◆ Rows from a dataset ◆
* begin *

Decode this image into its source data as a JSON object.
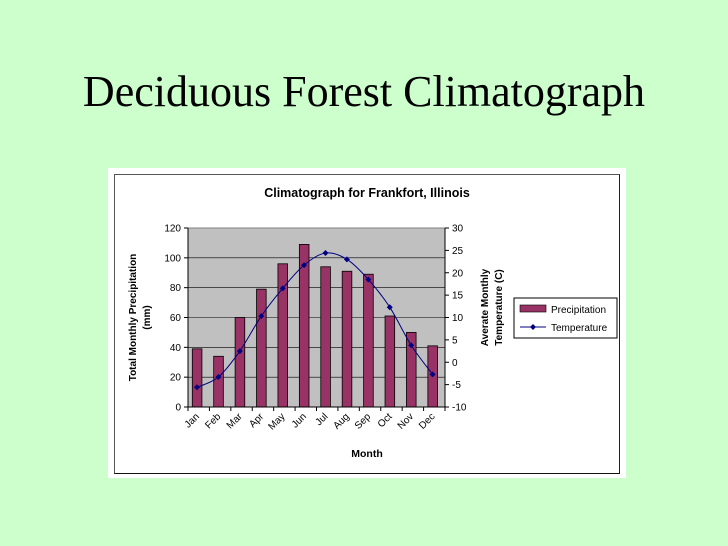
{
  "slide": {
    "title": "Deciduous Forest Climatograph",
    "background": "#ccffcc"
  },
  "chart_data": {
    "type": "bar+line",
    "title": "Climatograph for Frankfort, Illinois",
    "categories": [
      "Jan",
      "Feb",
      "Mar",
      "Apr",
      "May",
      "Jun",
      "Jul",
      "Aug",
      "Sep",
      "Oct",
      "Nov",
      "Dec"
    ],
    "series": [
      {
        "name": "Precipitation",
        "type": "bar",
        "axis": "left",
        "color": "#993366",
        "values": [
          39,
          34,
          60,
          79,
          96,
          109,
          94,
          91,
          89,
          61,
          50,
          41
        ]
      },
      {
        "name": "Temperature",
        "type": "line",
        "axis": "right",
        "color": "#000080",
        "values": [
          -5.6,
          -3.3,
          2.5,
          10.3,
          16.5,
          21.7,
          24.4,
          23.0,
          18.5,
          12.3,
          3.8,
          -2.7
        ]
      }
    ],
    "xlabel": "Month",
    "ylabel": "Total Monthly Precipitation (mm)",
    "ylabel_lines": [
      "Total Monthly Precipitation",
      "(mm)"
    ],
    "y2label": "Averate Monthly Temperature (C)",
    "y2label_lines": [
      "Averate Monthly",
      "Temperature (C)"
    ],
    "ylim": [
      0,
      120
    ],
    "yticks": [
      0,
      20,
      40,
      60,
      80,
      100,
      120
    ],
    "y2lim": [
      -10,
      30
    ],
    "y2ticks": [
      -10,
      -5,
      0,
      5,
      10,
      15,
      20,
      25,
      30
    ],
    "plot_background": "#c0c0c0",
    "grid": true,
    "legend_position": "right"
  }
}
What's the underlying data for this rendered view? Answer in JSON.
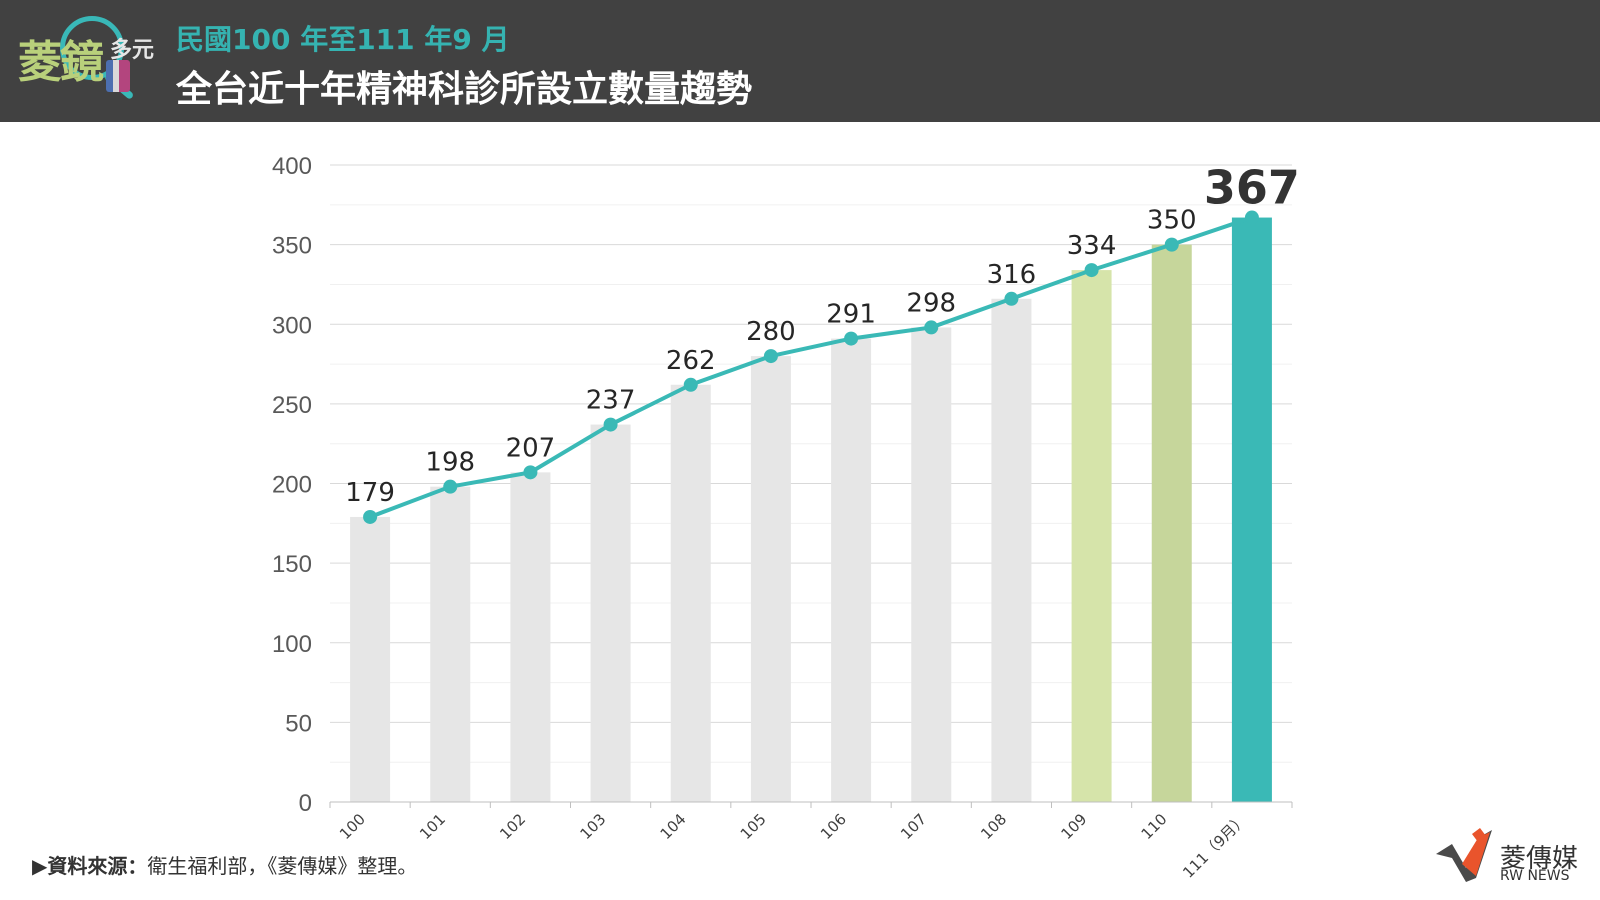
{
  "header": {
    "logo_text": "菱鏡",
    "logo_sub": "多元",
    "subtitle": "民國100 年至111 年9 月",
    "title": "全台近十年精神科診所設立數量趨勢"
  },
  "source": {
    "label": "▶資料來源：",
    "text": "衛生福利部，《菱傳媒》整理。"
  },
  "brand": {
    "name": "菱傳媒",
    "english": "RW NEWS"
  },
  "colors": {
    "header_bg": "#414141",
    "accent_teal": "#35b3b1",
    "bar_gray": "#e6e6e6",
    "bar_light_green": "#d6e4aa",
    "bar_green": "#c6d69b",
    "line_teal": "#3ab9b6"
  },
  "chart_data": {
    "type": "bar",
    "categories": [
      "100",
      "101",
      "102",
      "103",
      "104",
      "105",
      "106",
      "107",
      "108",
      "109",
      "110",
      "111（9月）"
    ],
    "values": [
      179,
      198,
      207,
      237,
      262,
      280,
      291,
      298,
      316,
      334,
      350,
      367
    ],
    "bar_colors": [
      "#e6e6e6",
      "#e6e6e6",
      "#e6e6e6",
      "#e6e6e6",
      "#e6e6e6",
      "#e6e6e6",
      "#e6e6e6",
      "#e6e6e6",
      "#e6e6e6",
      "#d6e4aa",
      "#c6d69b",
      "#3ab9b6"
    ],
    "overlay_line": {
      "values": [
        179,
        198,
        207,
        237,
        262,
        280,
        291,
        298,
        316,
        334,
        350,
        367
      ],
      "color": "#3ab9b6"
    },
    "data_labels": [
      "179",
      "198",
      "207",
      "237",
      "262",
      "280",
      "291",
      "298",
      "316",
      "334",
      "350",
      "367"
    ],
    "yticks": [
      "0",
      "50",
      "100",
      "150",
      "200",
      "250",
      "300",
      "350",
      "400"
    ],
    "ylim": [
      0,
      400
    ],
    "grid": true,
    "legend": "none",
    "title": "全台近十年精神科診所設立數量趨勢"
  }
}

* end *

◆ PROBLEM TO WORK ON ◆
All of the entries above should be copied exactly, except for the pictures.

◆ WRITTEN SOLUTION ◆
Decode this image into its source data as a JSON object.
{
  "slide": {
    "title": "Deciduous Forest Climatograph",
    "background": "#ccffcc"
  },
  "chart_data": {
    "type": "bar+line",
    "title": "Climatograph for Frankfort, Illinois",
    "categories": [
      "Jan",
      "Feb",
      "Mar",
      "Apr",
      "May",
      "Jun",
      "Jul",
      "Aug",
      "Sep",
      "Oct",
      "Nov",
      "Dec"
    ],
    "series": [
      {
        "name": "Precipitation",
        "type": "bar",
        "axis": "left",
        "color": "#993366",
        "values": [
          39,
          34,
          60,
          79,
          96,
          109,
          94,
          91,
          89,
          61,
          50,
          41
        ]
      },
      {
        "name": "Temperature",
        "type": "line",
        "axis": "right",
        "color": "#000080",
        "values": [
          -5.6,
          -3.3,
          2.5,
          10.3,
          16.5,
          21.7,
          24.4,
          23.0,
          18.5,
          12.3,
          3.8,
          -2.7
        ]
      }
    ],
    "xlabel": "Month",
    "ylabel": "Total Monthly Precipitation (mm)",
    "ylabel_lines": [
      "Total Monthly Precipitation",
      "(mm)"
    ],
    "y2label": "Averate Monthly Temperature (C)",
    "y2label_lines": [
      "Averate Monthly",
      "Temperature (C)"
    ],
    "ylim": [
      0,
      120
    ],
    "yticks": [
      0,
      20,
      40,
      60,
      80,
      100,
      120
    ],
    "y2lim": [
      -10,
      30
    ],
    "y2ticks": [
      -10,
      -5,
      0,
      5,
      10,
      15,
      20,
      25,
      30
    ],
    "plot_background": "#c0c0c0",
    "grid": true,
    "legend_position": "right"
  }
}
What's the underlying data for this rendered view? Answer in JSON.
{
  "header": {
    "logo_text": "菱鏡",
    "logo_sub": "多元",
    "subtitle": "民國100 年至111 年9 月",
    "title": "全台近十年精神科診所設立數量趨勢"
  },
  "source": {
    "label": "▶資料來源：",
    "text": "衛生福利部，《菱傳媒》整理。"
  },
  "brand": {
    "name": "菱傳媒",
    "english": "RW NEWS"
  },
  "colors": {
    "header_bg": "#414141",
    "accent_teal": "#35b3b1",
    "bar_gray": "#e6e6e6",
    "bar_light_green": "#d6e4aa",
    "bar_green": "#c6d69b",
    "line_teal": "#3ab9b6"
  },
  "chart_data": {
    "type": "bar",
    "categories": [
      "100",
      "101",
      "102",
      "103",
      "104",
      "105",
      "106",
      "107",
      "108",
      "109",
      "110",
      "111（9月）"
    ],
    "values": [
      179,
      198,
      207,
      237,
      262,
      280,
      291,
      298,
      316,
      334,
      350,
      367
    ],
    "bar_colors": [
      "#e6e6e6",
      "#e6e6e6",
      "#e6e6e6",
      "#e6e6e6",
      "#e6e6e6",
      "#e6e6e6",
      "#e6e6e6",
      "#e6e6e6",
      "#e6e6e6",
      "#d6e4aa",
      "#c6d69b",
      "#3ab9b6"
    ],
    "overlay_line": {
      "values": [
        179,
        198,
        207,
        237,
        262,
        280,
        291,
        298,
        316,
        334,
        350,
        367
      ],
      "color": "#3ab9b6"
    },
    "data_labels": [
      "179",
      "198",
      "207",
      "237",
      "262",
      "280",
      "291",
      "298",
      "316",
      "334",
      "350",
      "367"
    ],
    "yticks": [
      "0",
      "50",
      "100",
      "150",
      "200",
      "250",
      "300",
      "350",
      "400"
    ],
    "ylim": [
      0,
      400
    ],
    "grid": true,
    "legend": "none",
    "title": "全台近十年精神科診所設立數量趨勢"
  }
}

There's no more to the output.